Stored data entries:

>>>

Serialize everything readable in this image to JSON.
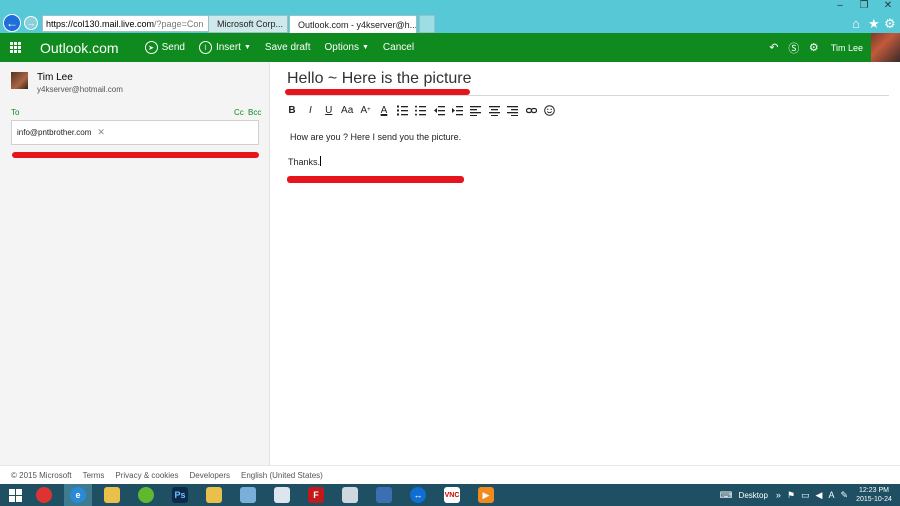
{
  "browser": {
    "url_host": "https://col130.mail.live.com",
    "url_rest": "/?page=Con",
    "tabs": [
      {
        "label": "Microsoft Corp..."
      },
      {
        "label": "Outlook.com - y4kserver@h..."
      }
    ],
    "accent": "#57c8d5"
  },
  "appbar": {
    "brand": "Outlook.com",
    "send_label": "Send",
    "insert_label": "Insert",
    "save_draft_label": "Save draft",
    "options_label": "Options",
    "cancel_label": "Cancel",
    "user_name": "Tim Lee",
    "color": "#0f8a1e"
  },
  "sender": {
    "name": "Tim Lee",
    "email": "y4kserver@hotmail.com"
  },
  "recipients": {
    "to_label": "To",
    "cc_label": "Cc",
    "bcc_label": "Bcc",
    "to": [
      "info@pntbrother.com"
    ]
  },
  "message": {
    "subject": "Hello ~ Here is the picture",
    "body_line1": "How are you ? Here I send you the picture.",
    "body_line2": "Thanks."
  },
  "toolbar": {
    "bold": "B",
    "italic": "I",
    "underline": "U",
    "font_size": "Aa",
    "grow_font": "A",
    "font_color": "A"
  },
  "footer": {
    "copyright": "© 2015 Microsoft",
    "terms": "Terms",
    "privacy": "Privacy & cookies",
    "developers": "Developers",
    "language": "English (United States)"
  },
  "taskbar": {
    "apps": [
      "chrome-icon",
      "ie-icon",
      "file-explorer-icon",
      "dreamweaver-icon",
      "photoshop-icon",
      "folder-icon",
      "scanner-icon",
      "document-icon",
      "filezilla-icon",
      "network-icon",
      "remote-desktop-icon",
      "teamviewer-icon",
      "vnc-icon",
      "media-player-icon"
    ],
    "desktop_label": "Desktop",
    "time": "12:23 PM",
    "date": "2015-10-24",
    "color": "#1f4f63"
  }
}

<<<
>>>

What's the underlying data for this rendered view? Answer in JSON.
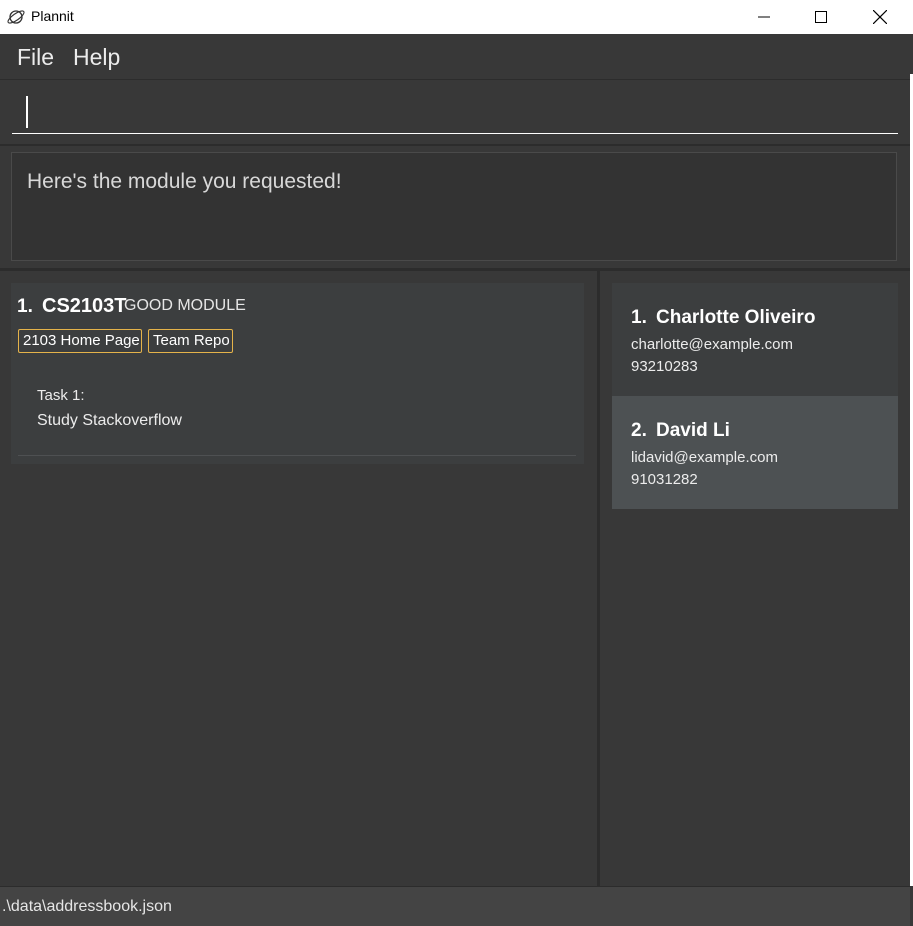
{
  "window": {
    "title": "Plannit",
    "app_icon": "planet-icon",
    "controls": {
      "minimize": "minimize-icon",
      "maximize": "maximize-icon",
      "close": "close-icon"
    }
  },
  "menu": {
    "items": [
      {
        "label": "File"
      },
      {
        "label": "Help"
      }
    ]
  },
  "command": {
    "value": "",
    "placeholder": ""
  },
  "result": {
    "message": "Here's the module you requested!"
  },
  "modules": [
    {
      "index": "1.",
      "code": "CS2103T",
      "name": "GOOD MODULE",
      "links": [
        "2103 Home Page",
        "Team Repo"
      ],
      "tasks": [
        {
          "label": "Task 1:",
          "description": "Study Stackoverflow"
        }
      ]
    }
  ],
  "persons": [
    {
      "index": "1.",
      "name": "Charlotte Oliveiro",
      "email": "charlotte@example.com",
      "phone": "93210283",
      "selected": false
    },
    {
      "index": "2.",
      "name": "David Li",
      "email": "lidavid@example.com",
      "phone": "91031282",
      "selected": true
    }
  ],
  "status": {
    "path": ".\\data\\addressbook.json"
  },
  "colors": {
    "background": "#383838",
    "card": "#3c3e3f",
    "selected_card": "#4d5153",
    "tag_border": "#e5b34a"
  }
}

<<<

Tally the lines of the material above that contain the word "Outlook" and report the total alone.

Exercise output:
2